Collected data entries:
◆ ◆ ◆
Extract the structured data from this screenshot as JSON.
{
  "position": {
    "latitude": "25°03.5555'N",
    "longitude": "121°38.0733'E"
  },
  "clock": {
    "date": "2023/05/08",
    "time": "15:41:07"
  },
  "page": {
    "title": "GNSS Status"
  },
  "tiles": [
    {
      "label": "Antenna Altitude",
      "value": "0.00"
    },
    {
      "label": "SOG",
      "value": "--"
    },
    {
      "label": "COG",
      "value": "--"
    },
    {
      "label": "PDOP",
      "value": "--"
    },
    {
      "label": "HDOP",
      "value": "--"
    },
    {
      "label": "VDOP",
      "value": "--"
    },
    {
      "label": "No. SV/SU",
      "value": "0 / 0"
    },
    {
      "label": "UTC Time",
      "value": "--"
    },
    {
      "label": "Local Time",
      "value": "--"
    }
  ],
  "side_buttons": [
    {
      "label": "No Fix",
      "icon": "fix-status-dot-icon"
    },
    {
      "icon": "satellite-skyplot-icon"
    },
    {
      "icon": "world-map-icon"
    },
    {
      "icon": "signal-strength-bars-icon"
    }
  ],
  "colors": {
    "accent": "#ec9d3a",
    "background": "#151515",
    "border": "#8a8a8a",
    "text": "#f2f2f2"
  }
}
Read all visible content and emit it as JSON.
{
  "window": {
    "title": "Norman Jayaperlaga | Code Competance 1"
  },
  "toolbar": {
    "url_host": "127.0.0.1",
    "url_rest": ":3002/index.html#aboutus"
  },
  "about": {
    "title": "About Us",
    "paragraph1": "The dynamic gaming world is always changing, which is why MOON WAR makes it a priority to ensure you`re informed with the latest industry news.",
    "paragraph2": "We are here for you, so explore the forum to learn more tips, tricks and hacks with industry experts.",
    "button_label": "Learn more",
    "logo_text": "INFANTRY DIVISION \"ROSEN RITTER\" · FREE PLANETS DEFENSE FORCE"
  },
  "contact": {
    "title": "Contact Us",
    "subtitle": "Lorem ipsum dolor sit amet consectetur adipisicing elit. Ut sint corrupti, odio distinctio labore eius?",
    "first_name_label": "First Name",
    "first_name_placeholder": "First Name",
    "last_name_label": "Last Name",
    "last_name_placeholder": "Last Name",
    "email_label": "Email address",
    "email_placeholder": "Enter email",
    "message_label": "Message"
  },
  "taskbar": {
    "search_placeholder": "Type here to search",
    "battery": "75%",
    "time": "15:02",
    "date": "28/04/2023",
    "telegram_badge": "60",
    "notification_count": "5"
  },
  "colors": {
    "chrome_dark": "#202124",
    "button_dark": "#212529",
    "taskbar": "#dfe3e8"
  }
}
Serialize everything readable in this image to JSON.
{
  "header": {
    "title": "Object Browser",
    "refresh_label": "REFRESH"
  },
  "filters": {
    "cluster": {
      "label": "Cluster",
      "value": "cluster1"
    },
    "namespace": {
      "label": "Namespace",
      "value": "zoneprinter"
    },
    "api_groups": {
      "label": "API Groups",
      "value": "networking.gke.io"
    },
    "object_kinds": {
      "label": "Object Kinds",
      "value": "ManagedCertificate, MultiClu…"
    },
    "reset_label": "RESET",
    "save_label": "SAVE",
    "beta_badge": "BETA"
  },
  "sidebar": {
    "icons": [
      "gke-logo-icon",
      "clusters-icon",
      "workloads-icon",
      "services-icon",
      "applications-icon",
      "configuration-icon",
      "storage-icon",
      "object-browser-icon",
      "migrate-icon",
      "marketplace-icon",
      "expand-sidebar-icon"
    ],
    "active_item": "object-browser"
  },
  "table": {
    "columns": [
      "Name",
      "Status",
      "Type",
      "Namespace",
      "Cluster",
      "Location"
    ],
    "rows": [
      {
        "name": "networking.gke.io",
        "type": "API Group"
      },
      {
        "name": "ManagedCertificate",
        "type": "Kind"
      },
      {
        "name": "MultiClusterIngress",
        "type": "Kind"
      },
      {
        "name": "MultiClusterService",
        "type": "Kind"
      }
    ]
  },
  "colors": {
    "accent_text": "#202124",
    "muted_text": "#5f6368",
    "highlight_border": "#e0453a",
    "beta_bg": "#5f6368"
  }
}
◆ ◆ ◆
__What the task asks__
Give every line of the material that includes the string "networking".

__Answer to this exercise__
      "value": "networking.gke.io"
        "name": "networking.gke.io",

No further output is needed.